### GIVEN EXERCISE
Please mark each statement about the blog page on Spanish expressions yes or no, and quote the exact words from the page that decide it. (a) "Dále caña" is said to be used mostly about driving. (b) "Dominguero" is glossed as "walking on eggshells." (c) The first comment says it is clear where "el trapicheo que se trae" comes from.

### PASSAGE PROVIDED
★ ★ ★ ★

Thrashing it out
Since I wrote about living off past successes, laurels, rentals and suchlike, I have had a couple of suggestions about interesting expressions – people just seem to like certain turns of phrase, even though it’s difficult to say why. “Dále caña” is one I hear used a lot by members of my family, usually in connection with driving (where it is used to encourage the driver in front to put his foot down, instead of behaving like a Sunday driver, “dominguero”, and creeping along the motorway “pisando huevos”, walking on eggshells).
‘Caña’ must come from ‘cane’ and be something to do with beating and thrashing and generally stepping up one’s efforts. My English-speaking relatives are quite fond of saying “Give it some welly” in the same circumstances as the Spanish ones give it some ‘caña’.
And what about “el trapicheo que se trae”? I know what ‘trapicheo’ is – there’s quite a lot of this conniving wheeler-dealing funny business around right now, but I wonder where it came from?
And what about “moonlighting”? In Spanish you can have a “pluriempleo”, multiple jobs or some kind of clandestine employment, but where is the moonlight in that?
Any ideas, as always, gratefully received
Filed under: Spanish language by Liz Parry



Hi, Liz,
I´m very fond of this kind of blog where a native speaker writes about the Spanish language. It´s an interesting contrastive article which helps me understand better the English language ( and sometimes the Spanish language ).
“Dale caña” is a phrase which I´ve used myself quite a lot and still use occasionally. As you say, I suppose it comes from using a cane to thrash something.
“el trapicheo que se trae” is very common too. I would translate it as “wheeling and dealing”. I haven´t got the foggiest where it comes from.
Obviously, there is no “moonlighting” in “pluriempleo” but I imagine that moonlighting can easily refer to having a day job and an evening job.
Well, I´m off. Esta semana el Málaga le va a dar caña al Athletic ( I hope ).
Dear Liz Parry,
It was good to find this kind of comment on line. I wonder if you or Francisco Javier Martín or other readers could help with the origins of the name ‘Costa Blanca’ – and its connection to other names given to the areas of the Spanish coastline. They may have come into international use because of tourism, but did they exist (before say the 1960s) in the minds of Spanish speakers?

★ ★ ★ ★

### DATASET EXCERPT

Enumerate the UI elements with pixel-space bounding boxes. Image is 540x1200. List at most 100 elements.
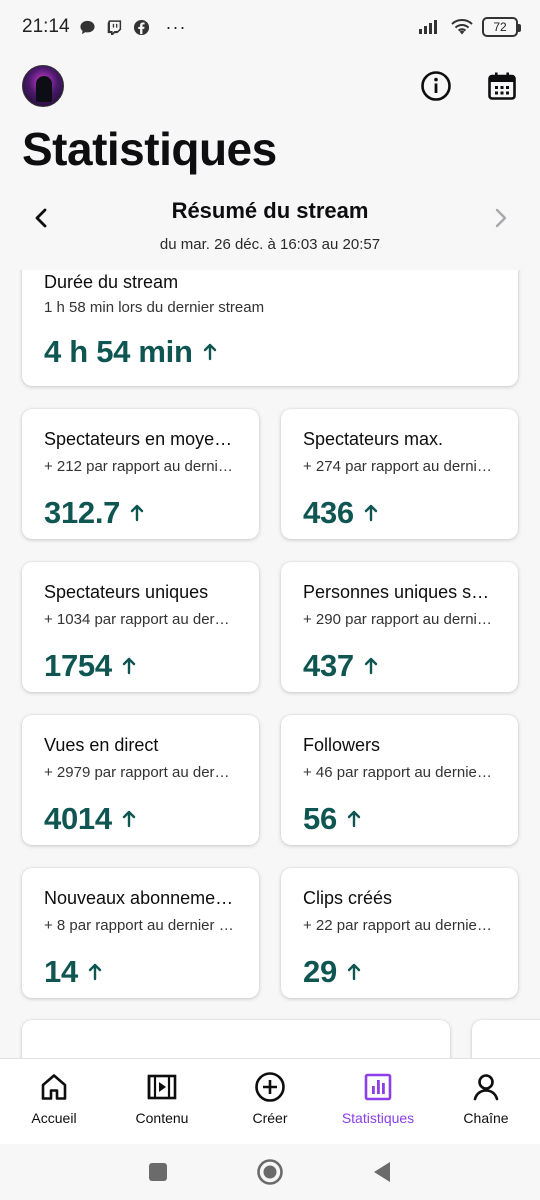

★ ★ ★ ★

### ANSWER FOR THIS EXERCISE
(a) Yes: "usually in connection with driving"
(b) No: "“pisando huevos”, walking on eggshells"
(c) No: "I haven´t got the foggiest where it comes from."